# TASK OBJECTIVE:
Output each entry verbatim and exclude every picture from it.

* START SUPPLIED RECORDS *

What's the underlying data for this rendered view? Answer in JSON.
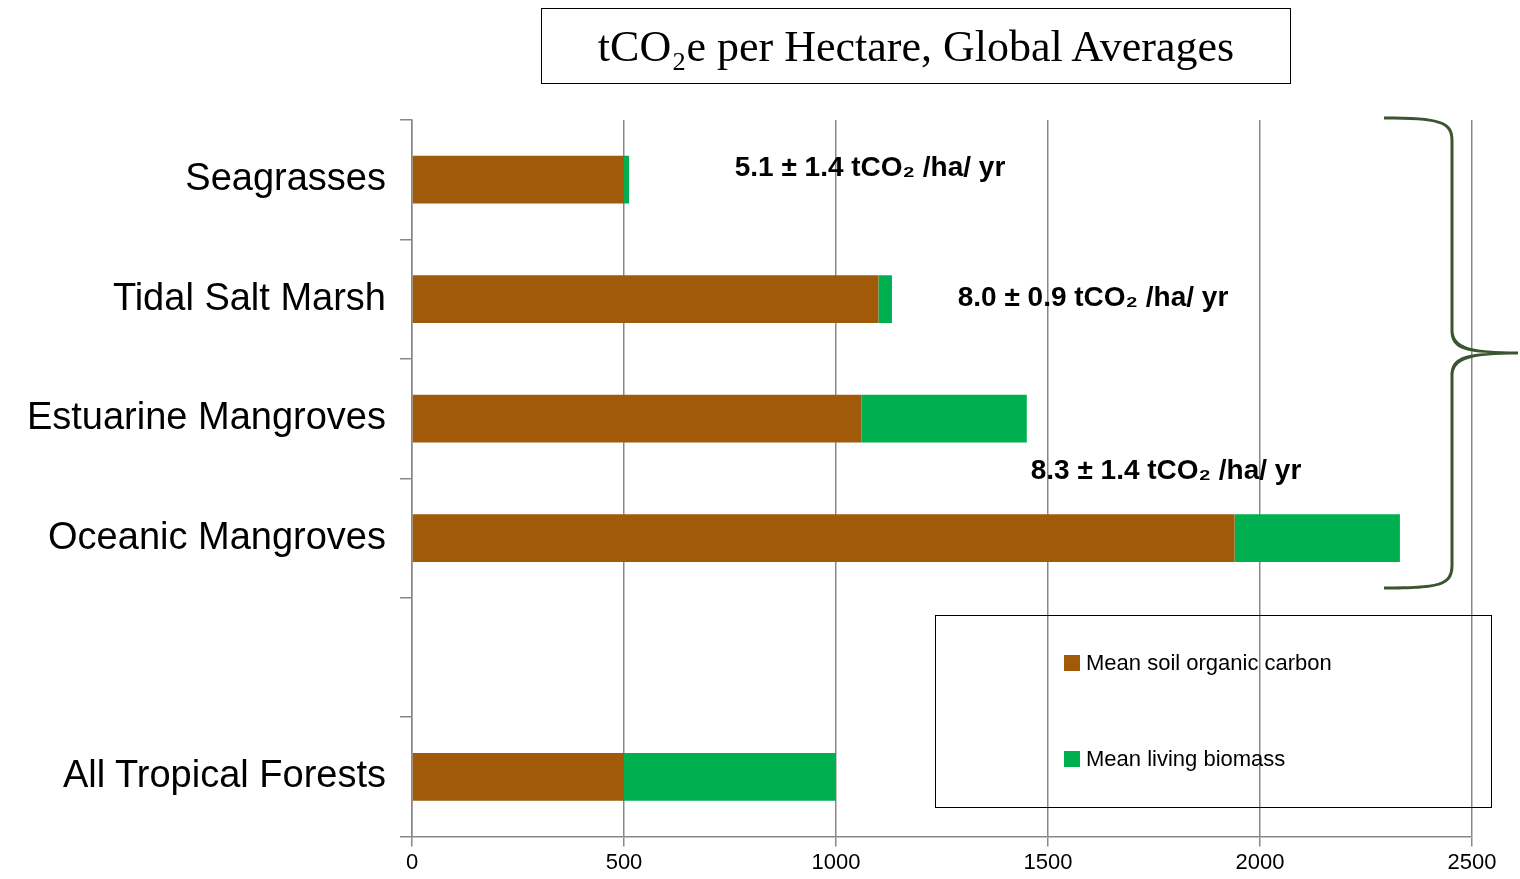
{
  "chart_data": {
    "type": "bar",
    "orientation": "horizontal",
    "stacked": true,
    "title": "tCO₂e per Hectare, Global Averages",
    "categories": [
      "Seagrasses",
      "Tidal Salt Marsh",
      "Estuarine Mangroves",
      "Oceanic Mangroves",
      null,
      "All Tropical Forests"
    ],
    "series": [
      {
        "name": "Mean soil organic carbon",
        "color": "#a05a0a",
        "values": [
          500,
          1100,
          1060,
          1940,
          null,
          500
        ]
      },
      {
        "name": "Mean living biomass",
        "color": "#00b050",
        "values": [
          12,
          32,
          390,
          390,
          null,
          500
        ]
      }
    ],
    "xlim": [
      0,
      2500
    ],
    "xticks": [
      0,
      500,
      1000,
      1500,
      2000,
      2500
    ],
    "grid": "x",
    "legend": "bottom right",
    "annotations": [
      "5.1 ± 1.4 tCO₂ /ha/ yr",
      "8.0 ± 0.9 tCO₂ /ha/ yr",
      "8.3 ± 1.4 tCO₂ /ha/ yr"
    ]
  }
}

* END SUPPLIED RECORDS *

# RESULT FOR THIS EXERCISE:
What's the underlying data for this rendered view? Answer in JSON.
{
  "chart_data": {
    "type": "bar",
    "orientation": "horizontal",
    "stacked": true,
    "title": "tCO₂e per Hectare, Global Averages",
    "categories": [
      "Seagrasses",
      "Tidal Salt Marsh",
      "Estuarine Mangroves",
      "Oceanic Mangroves",
      null,
      "All Tropical Forests"
    ],
    "series": [
      {
        "name": "Mean soil organic carbon",
        "color": "#a05a0a",
        "values": [
          500,
          1100,
          1060,
          1940,
          null,
          500
        ]
      },
      {
        "name": "Mean living biomass",
        "color": "#00b050",
        "values": [
          12,
          32,
          390,
          390,
          null,
          500
        ]
      }
    ],
    "xlim": [
      0,
      2500
    ],
    "xticks": [
      0,
      500,
      1000,
      1500,
      2000,
      2500
    ],
    "grid": "x",
    "legend": "bottom right",
    "annotations": [
      "5.1 ± 1.4 tCO₂ /ha/ yr",
      "8.0 ± 0.9 tCO₂ /ha/ yr",
      "8.3 ± 1.4 tCO₂ /ha/ yr"
    ]
  }
}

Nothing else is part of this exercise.